● **SHORT EXERCISE**: Quote the listing below in full and exactly as written, but omit every picture.

(Dataset items)
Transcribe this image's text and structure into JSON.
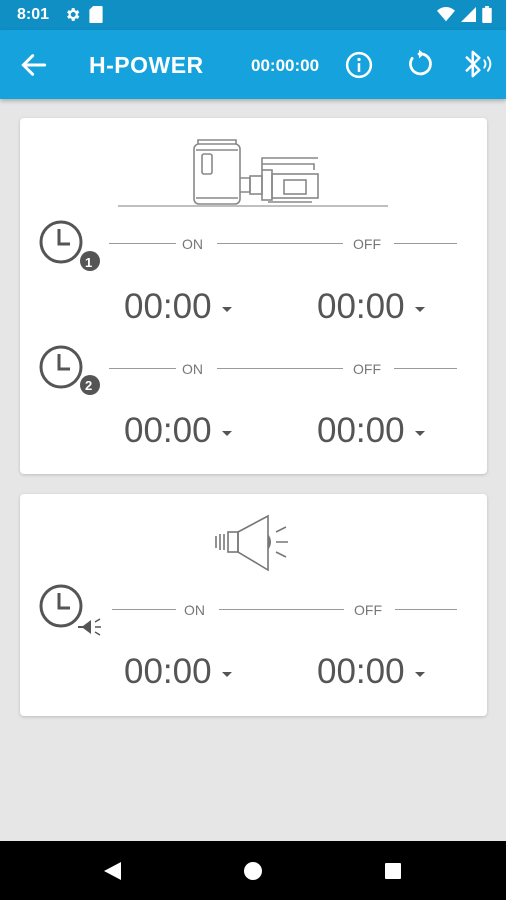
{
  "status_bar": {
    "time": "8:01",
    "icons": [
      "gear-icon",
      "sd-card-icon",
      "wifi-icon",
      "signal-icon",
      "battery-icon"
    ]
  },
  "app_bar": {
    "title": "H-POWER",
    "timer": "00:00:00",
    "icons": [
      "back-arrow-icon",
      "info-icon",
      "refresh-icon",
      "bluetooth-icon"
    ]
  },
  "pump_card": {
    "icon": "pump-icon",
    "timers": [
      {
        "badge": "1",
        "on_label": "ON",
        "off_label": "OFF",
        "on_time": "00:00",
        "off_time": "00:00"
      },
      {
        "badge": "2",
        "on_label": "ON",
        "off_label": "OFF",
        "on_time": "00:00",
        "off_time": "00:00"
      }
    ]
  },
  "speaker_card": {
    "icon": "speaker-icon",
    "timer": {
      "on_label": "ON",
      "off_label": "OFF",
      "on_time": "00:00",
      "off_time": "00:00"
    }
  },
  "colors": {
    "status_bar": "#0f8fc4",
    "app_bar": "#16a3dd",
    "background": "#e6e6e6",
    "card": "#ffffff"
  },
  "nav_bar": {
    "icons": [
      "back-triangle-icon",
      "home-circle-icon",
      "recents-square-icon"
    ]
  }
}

● **TASK RESULT**:
Transcribe this image's text and structure into JSON.
{
  "status_bar": {
    "time": "8:01",
    "icons": [
      "gear-icon",
      "sd-card-icon",
      "wifi-icon",
      "signal-icon",
      "battery-icon"
    ]
  },
  "app_bar": {
    "title": "H-POWER",
    "timer": "00:00:00",
    "icons": [
      "back-arrow-icon",
      "info-icon",
      "refresh-icon",
      "bluetooth-icon"
    ]
  },
  "pump_card": {
    "icon": "pump-icon",
    "timers": [
      {
        "badge": "1",
        "on_label": "ON",
        "off_label": "OFF",
        "on_time": "00:00",
        "off_time": "00:00"
      },
      {
        "badge": "2",
        "on_label": "ON",
        "off_label": "OFF",
        "on_time": "00:00",
        "off_time": "00:00"
      }
    ]
  },
  "speaker_card": {
    "icon": "speaker-icon",
    "timer": {
      "on_label": "ON",
      "off_label": "OFF",
      "on_time": "00:00",
      "off_time": "00:00"
    }
  },
  "colors": {
    "status_bar": "#0f8fc4",
    "app_bar": "#16a3dd",
    "background": "#e6e6e6",
    "card": "#ffffff"
  },
  "nav_bar": {
    "icons": [
      "back-triangle-icon",
      "home-circle-icon",
      "recents-square-icon"
    ]
  }
}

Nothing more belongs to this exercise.